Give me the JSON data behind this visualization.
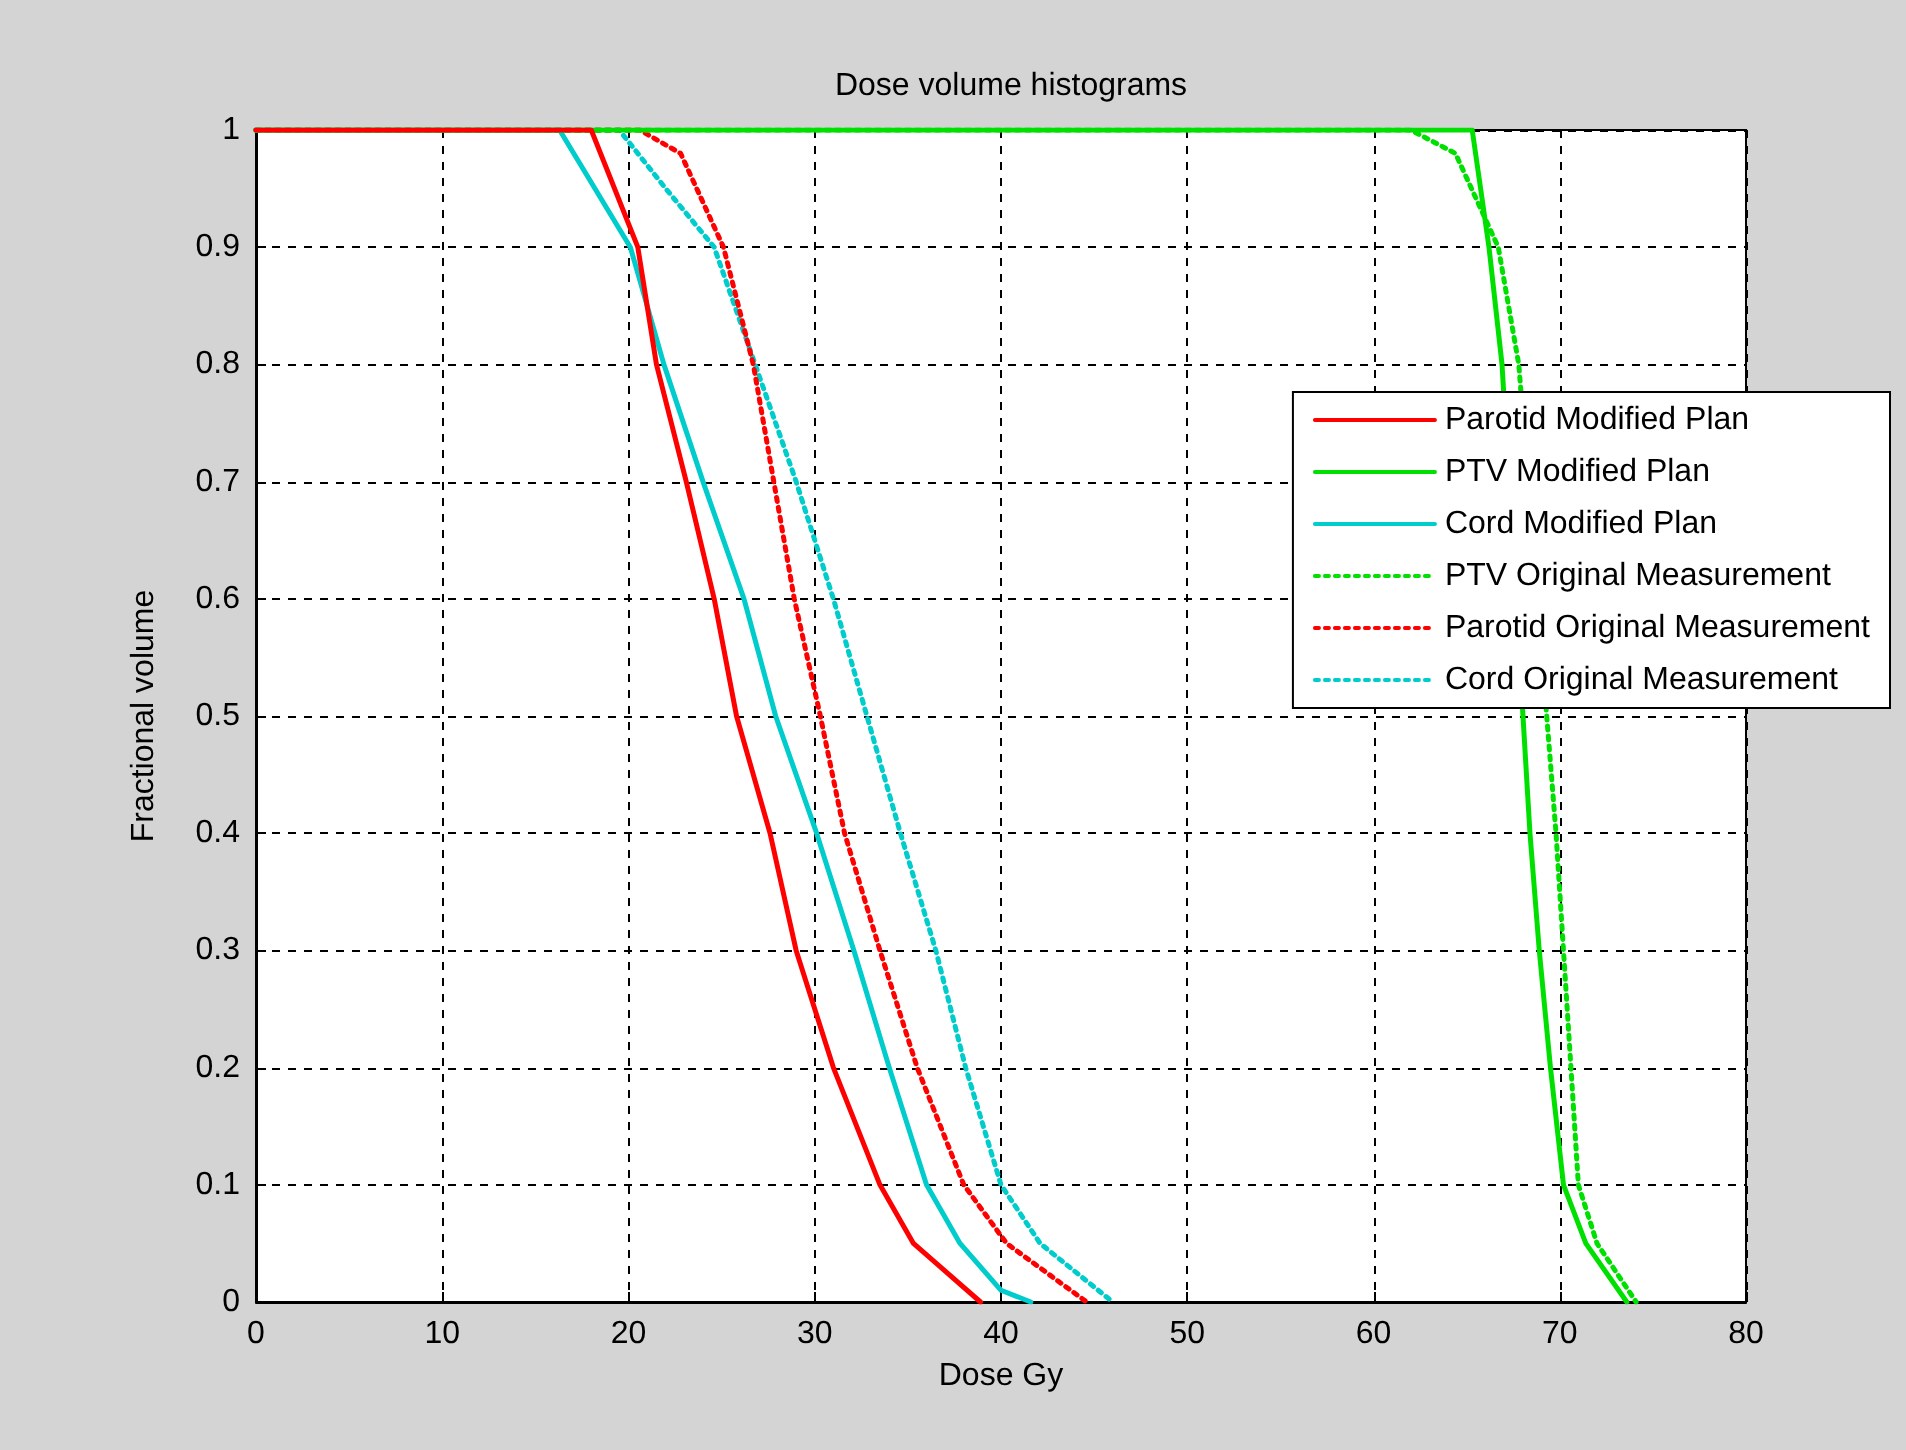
{
  "chart_data": {
    "type": "line",
    "title": "Dose volume histograms",
    "xlabel": "Dose Gy",
    "ylabel": "Fractional volume",
    "xlim": [
      0,
      80
    ],
    "xticks": [
      0,
      10,
      20,
      30,
      40,
      50,
      60,
      70,
      80
    ],
    "ylim": [
      0,
      1
    ],
    "yticks": [
      0,
      0.1,
      0.2,
      0.3,
      0.4,
      0.5,
      0.6,
      0.7,
      0.8,
      0.9,
      1
    ],
    "grid": true,
    "legend": "right",
    "marker": "none",
    "series": [
      {
        "name": "Parotid Modified Plan",
        "color": "#ff0000",
        "line_style": "solid",
        "x": [
          0,
          18,
          20.5,
          21.5,
          23.1,
          24.6,
          25.8,
          27.6,
          29.0,
          31.0,
          33.5,
          35.3,
          38.9
        ],
        "values": [
          1,
          1,
          0.9,
          0.8,
          0.7,
          0.6,
          0.5,
          0.4,
          0.3,
          0.2,
          0.1,
          0.05,
          0
        ]
      },
      {
        "name": "PTV Modified Plan",
        "color": "#00e000",
        "line_style": "solid",
        "x": [
          0,
          65.3,
          66.2,
          66.9,
          68.4,
          68.9,
          69.5,
          70.2,
          71.4,
          73.6
        ],
        "values": [
          1,
          1,
          0.9,
          0.8,
          0.4,
          0.3,
          0.2,
          0.1,
          0.05,
          0
        ]
      },
      {
        "name": "Cord Modified Plan",
        "color": "#00cccc",
        "line_style": "solid",
        "x": [
          0,
          16.3,
          20.1,
          21.9,
          24.0,
          26.2,
          27.9,
          30.1,
          32.1,
          34.0,
          36.0,
          37.8,
          40.0,
          41.6
        ],
        "values": [
          1,
          1,
          0.9,
          0.8,
          0.7,
          0.6,
          0.5,
          0.4,
          0.3,
          0.2,
          0.1,
          0.05,
          0.01,
          0
        ]
      },
      {
        "name": "PTV Original Measurement",
        "color": "#00e000",
        "line_style": "dotted",
        "x": [
          0,
          62,
          64.4,
          66.7,
          67.8,
          69.8,
          70.2,
          70.6,
          71.0,
          72.0,
          74.1
        ],
        "values": [
          1,
          1,
          0.98,
          0.9,
          0.8,
          0.4,
          0.3,
          0.2,
          0.1,
          0.05,
          0
        ]
      },
      {
        "name": "Parotid Original Measurement",
        "color": "#ff0000",
        "line_style": "dotted",
        "x": [
          0,
          20.6,
          22.8,
          25.1,
          26.7,
          27.8,
          28.9,
          30.3,
          31.6,
          33.5,
          35.5,
          38.0,
          40.3,
          44.6
        ],
        "values": [
          1,
          1,
          0.98,
          0.9,
          0.8,
          0.7,
          0.6,
          0.5,
          0.4,
          0.3,
          0.2,
          0.1,
          0.05,
          0
        ]
      },
      {
        "name": "Cord Original Measurement",
        "color": "#00cccc",
        "line_style": "dotted",
        "x": [
          0,
          19.5,
          22.0,
          24.6,
          26.8,
          29.0,
          31.0,
          32.8,
          34.6,
          36.5,
          38.1,
          40.0,
          42.1,
          46.0
        ],
        "values": [
          1,
          1,
          0.95,
          0.9,
          0.8,
          0.7,
          0.6,
          0.5,
          0.4,
          0.3,
          0.2,
          0.1,
          0.05,
          0
        ]
      }
    ]
  }
}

# # # # # # #

_Goal_:
Show all lines from the data above in which the word "Cord" appears.

_Worked solution_:
        "name": "Cord Modified Plan",
        "name": "Cord Original Measurement",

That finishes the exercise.